> _Given passage_:
— Begin —
Wednesday, June 5, 2013


I am now in PIURA, located in the northwest corner of Peru. It is the oldest Spanish town in South America. It was here that Spanish Conqueror Francisco Pizarro founded the first Spanish city in South America, San Miguel de Piura, in 1532, thus earning the modern day city its Peruvian nickname: "La Primera Ciudad"- meaning: the first city.

The Spanish named the city from the Quechuan word, pirhua, meaning abundance. Nowadays, Piura is known as the "Ciudad del eterno calor" meaning "The city of the eternal heat" because it is hot all year round.

When most people think ancient Peru they think Incas, but actually this civilization was more recent and very short-lived, lasting less than 100 years (1438 to 1533).

Like most of northern Peru, the territory of Piura had been inhabited by indigenous groups of natives called tallanes and yungas. These lived without an organization or single leader to rule until the Moche culture (100 to 800 AD) eventually took control. The Moche built great pyramids, spread-out towns and an extensive network of roads and water channels used for farming in a very dry region. They buried their elite with an impressive share of gold and precious stones. On my last trip we visited some amazing museums & pyramids of this culture near Chiclayo, several hours south of Piura.

Moche burial, Sipan, Peru

The Moche culture overlapped with the VicĂșs culture (200 B.C.-600 A.D.) which reigned in the northernmost corner of Peru´s coastal area where I am visiting. Several details of art and architecture link it with the Moche culture, but just as many details point to local development and influence radiating from the direction of Ecuador, which is not unusual considering Piura is on the border of Ecuador. After the Moche civilization disappeared mysteriously, the Chimor civilization ruled the northern coast of Peru, beginning around 850 and ending around 1470. Chimor was the last kingdom that had any chance of stopping the Inca conquest which began in the 1470s.
— End —
In the passage about Piura, what does the Quechuan word "pirhua" mean?

> _Material provided_:
— Begin —
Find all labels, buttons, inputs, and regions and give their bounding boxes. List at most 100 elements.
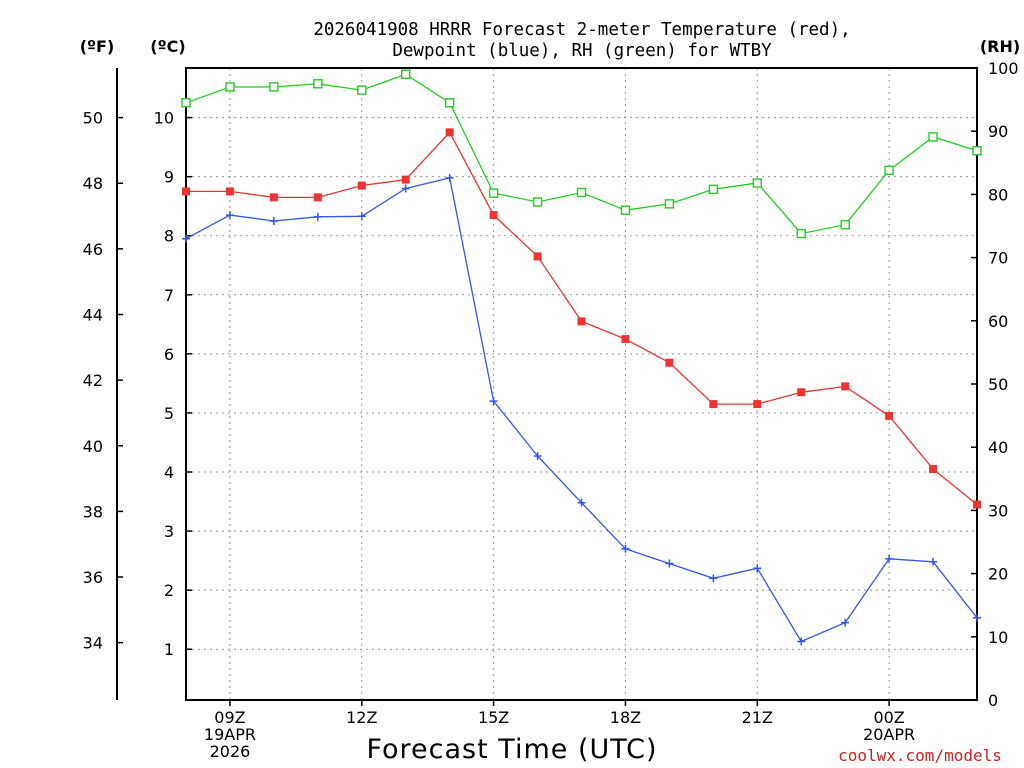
— End —
> _Solution for this task_:
Abundance